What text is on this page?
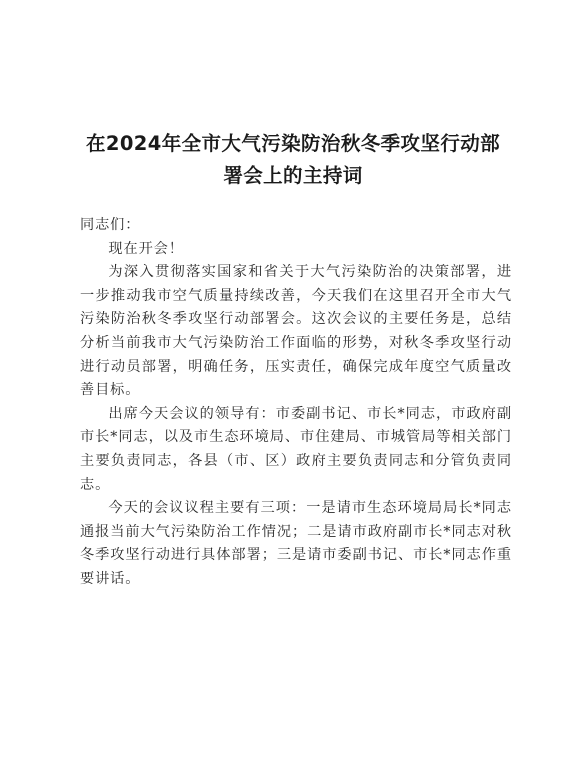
在2024年全市大气污染防治秋冬季攻坚行动部
署会上的主持词

同志们：

现在开会！

为深入贯彻落实国家和省关于大气污染防治的决策部署，进一步推动我市空气质量持续改善，今天我们在这里召开全市大气污染防治秋冬季攻坚行动部署会。这次会议的主要任务是，总结分析当前我市大气污染防治工作面临的形势，对秋冬季攻坚行动进行动员部署，明确任务，压实责任，确保完成年度空气质量改善目标。

出席今天会议的领导有：市委副书记、市长*同志，市政府副市长*同志，以及市生态环境局、市住建局、市城管局等相关部门主要负责同志，各县（市、区）政府主要负责同志和分管负责同志。

今天的会议议程主要有三项：一是请市生态环境局局长*同志通报当前大气污染防治工作情况；二是请市政府副市长*同志对秋冬季攻坚行动进行具体部署；三是请市委副书记、市长*同志作重要讲话。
• • • • • • •
### EXERCISE REQUIREMENTS
Omit the pictures and give the material again, exactly and in full.

### ANSWER TO THE PROBLEM
What text is on this page?
在2024年全市大气污染防治秋冬季攻坚行动部
署会上的主持词

同志们：

现在开会！

为深入贯彻落实国家和省关于大气污染防治的决策部署，进一步推动我市空气质量持续改善，今天我们在这里召开全市大气污染防治秋冬季攻坚行动部署会。这次会议的主要任务是，总结分析当前我市大气污染防治工作面临的形势，对秋冬季攻坚行动进行动员部署，明确任务，压实责任，确保完成年度空气质量改善目标。

出席今天会议的领导有：市委副书记、市长*同志，市政府副市长*同志，以及市生态环境局、市住建局、市城管局等相关部门主要负责同志，各县（市、区）政府主要负责同志和分管负责同志。

今天的会议议程主要有三项：一是请市生态环境局局长*同志通报当前大气污染防治工作情况；二是请市政府副市长*同志对秋冬季攻坚行动进行具体部署；三是请市委副书记、市长*同志作重要讲话。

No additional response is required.